### YOUR TASK
Every entry must be duplicated precisely as written.
##### SUPPLIED DATA
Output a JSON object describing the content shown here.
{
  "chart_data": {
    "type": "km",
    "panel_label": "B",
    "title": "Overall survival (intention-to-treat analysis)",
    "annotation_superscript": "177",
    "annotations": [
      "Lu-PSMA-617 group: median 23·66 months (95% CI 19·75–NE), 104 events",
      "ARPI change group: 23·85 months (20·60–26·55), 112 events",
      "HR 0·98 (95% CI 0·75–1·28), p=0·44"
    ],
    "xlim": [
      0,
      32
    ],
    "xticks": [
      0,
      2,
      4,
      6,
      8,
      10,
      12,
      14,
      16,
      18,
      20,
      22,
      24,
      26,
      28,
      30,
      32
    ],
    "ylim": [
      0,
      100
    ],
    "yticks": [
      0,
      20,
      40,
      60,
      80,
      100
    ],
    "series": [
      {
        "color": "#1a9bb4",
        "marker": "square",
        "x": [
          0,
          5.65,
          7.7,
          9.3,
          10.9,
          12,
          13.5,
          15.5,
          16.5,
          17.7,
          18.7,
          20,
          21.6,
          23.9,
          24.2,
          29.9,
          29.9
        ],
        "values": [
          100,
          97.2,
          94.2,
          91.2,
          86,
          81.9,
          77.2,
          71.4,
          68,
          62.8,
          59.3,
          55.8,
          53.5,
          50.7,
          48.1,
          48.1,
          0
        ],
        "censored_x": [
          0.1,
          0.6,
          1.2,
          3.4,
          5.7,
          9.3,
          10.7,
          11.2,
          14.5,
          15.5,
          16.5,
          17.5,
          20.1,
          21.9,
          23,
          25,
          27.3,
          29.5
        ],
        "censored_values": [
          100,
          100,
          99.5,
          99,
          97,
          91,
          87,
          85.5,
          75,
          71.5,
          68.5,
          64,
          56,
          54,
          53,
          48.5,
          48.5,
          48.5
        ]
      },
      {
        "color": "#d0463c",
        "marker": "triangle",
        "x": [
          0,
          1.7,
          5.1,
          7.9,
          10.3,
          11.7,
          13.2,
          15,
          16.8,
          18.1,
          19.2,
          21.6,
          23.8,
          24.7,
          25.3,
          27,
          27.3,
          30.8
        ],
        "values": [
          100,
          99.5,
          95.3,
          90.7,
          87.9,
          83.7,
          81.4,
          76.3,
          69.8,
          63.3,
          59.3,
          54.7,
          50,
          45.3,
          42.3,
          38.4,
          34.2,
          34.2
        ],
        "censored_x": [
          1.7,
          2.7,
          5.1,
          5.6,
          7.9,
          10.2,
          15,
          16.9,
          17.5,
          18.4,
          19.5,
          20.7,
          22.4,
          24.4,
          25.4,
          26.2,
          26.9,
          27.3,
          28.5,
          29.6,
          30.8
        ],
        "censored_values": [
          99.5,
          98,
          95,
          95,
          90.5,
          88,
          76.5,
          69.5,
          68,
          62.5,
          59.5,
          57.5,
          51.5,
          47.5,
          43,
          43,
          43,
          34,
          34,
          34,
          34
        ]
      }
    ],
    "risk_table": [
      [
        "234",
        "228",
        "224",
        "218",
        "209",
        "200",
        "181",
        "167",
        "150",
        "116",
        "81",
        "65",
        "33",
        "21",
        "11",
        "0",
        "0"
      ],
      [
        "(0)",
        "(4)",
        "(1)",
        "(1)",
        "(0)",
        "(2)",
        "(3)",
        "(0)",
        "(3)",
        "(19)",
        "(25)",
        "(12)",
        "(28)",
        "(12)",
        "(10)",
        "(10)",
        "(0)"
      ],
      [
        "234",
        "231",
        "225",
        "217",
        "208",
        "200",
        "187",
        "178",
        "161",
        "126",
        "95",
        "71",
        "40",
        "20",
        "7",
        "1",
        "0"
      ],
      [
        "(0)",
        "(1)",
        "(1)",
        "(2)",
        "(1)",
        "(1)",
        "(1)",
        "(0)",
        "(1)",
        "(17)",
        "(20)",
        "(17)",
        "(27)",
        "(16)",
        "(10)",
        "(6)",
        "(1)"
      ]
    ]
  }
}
##########
### SOLUTION TO THE PROBLEM
Output a JSON object describing the content shown here.
{
  "chart_data": {
    "type": "km",
    "panel_label": "B",
    "title": "Overall survival (intention-to-treat analysis)",
    "annotation_superscript": "177",
    "annotations": [
      "Lu-PSMA-617 group: median 23·66 months (95% CI 19·75–NE), 104 events",
      "ARPI change group: 23·85 months (20·60–26·55), 112 events",
      "HR 0·98 (95% CI 0·75–1·28), p=0·44"
    ],
    "xlim": [
      0,
      32
    ],
    "xticks": [
      0,
      2,
      4,
      6,
      8,
      10,
      12,
      14,
      16,
      18,
      20,
      22,
      24,
      26,
      28,
      30,
      32
    ],
    "ylim": [
      0,
      100
    ],
    "yticks": [
      0,
      20,
      40,
      60,
      80,
      100
    ],
    "series": [
      {
        "color": "#1a9bb4",
        "marker": "square",
        "x": [
          0,
          5.65,
          7.7,
          9.3,
          10.9,
          12,
          13.5,
          15.5,
          16.5,
          17.7,
          18.7,
          20,
          21.6,
          23.9,
          24.2,
          29.9,
          29.9
        ],
        "values": [
          100,
          97.2,
          94.2,
          91.2,
          86,
          81.9,
          77.2,
          71.4,
          68,
          62.8,
          59.3,
          55.8,
          53.5,
          50.7,
          48.1,
          48.1,
          0
        ],
        "censored_x": [
          0.1,
          0.6,
          1.2,
          3.4,
          5.7,
          9.3,
          10.7,
          11.2,
          14.5,
          15.5,
          16.5,
          17.5,
          20.1,
          21.9,
          23,
          25,
          27.3,
          29.5
        ],
        "censored_values": [
          100,
          100,
          99.5,
          99,
          97,
          91,
          87,
          85.5,
          75,
          71.5,
          68.5,
          64,
          56,
          54,
          53,
          48.5,
          48.5,
          48.5
        ]
      },
      {
        "color": "#d0463c",
        "marker": "triangle",
        "x": [
          0,
          1.7,
          5.1,
          7.9,
          10.3,
          11.7,
          13.2,
          15,
          16.8,
          18.1,
          19.2,
          21.6,
          23.8,
          24.7,
          25.3,
          27,
          27.3,
          30.8
        ],
        "values": [
          100,
          99.5,
          95.3,
          90.7,
          87.9,
          83.7,
          81.4,
          76.3,
          69.8,
          63.3,
          59.3,
          54.7,
          50,
          45.3,
          42.3,
          38.4,
          34.2,
          34.2
        ],
        "censored_x": [
          1.7,
          2.7,
          5.1,
          5.6,
          7.9,
          10.2,
          15,
          16.9,
          17.5,
          18.4,
          19.5,
          20.7,
          22.4,
          24.4,
          25.4,
          26.2,
          26.9,
          27.3,
          28.5,
          29.6,
          30.8
        ],
        "censored_values": [
          99.5,
          98,
          95,
          95,
          90.5,
          88,
          76.5,
          69.5,
          68,
          62.5,
          59.5,
          57.5,
          51.5,
          47.5,
          43,
          43,
          43,
          34,
          34,
          34,
          34
        ]
      }
    ],
    "risk_table": [
      [
        "234",
        "228",
        "224",
        "218",
        "209",
        "200",
        "181",
        "167",
        "150",
        "116",
        "81",
        "65",
        "33",
        "21",
        "11",
        "0",
        "0"
      ],
      [
        "(0)",
        "(4)",
        "(1)",
        "(1)",
        "(0)",
        "(2)",
        "(3)",
        "(0)",
        "(3)",
        "(19)",
        "(25)",
        "(12)",
        "(28)",
        "(12)",
        "(10)",
        "(10)",
        "(0)"
      ],
      [
        "234",
        "231",
        "225",
        "217",
        "208",
        "200",
        "187",
        "178",
        "161",
        "126",
        "95",
        "71",
        "40",
        "20",
        "7",
        "1",
        "0"
      ],
      [
        "(0)",
        "(1)",
        "(1)",
        "(2)",
        "(1)",
        "(1)",
        "(1)",
        "(0)",
        "(1)",
        "(17)",
        "(20)",
        "(17)",
        "(27)",
        "(16)",
        "(10)",
        "(6)",
        "(1)"
      ]
    ]
  }
}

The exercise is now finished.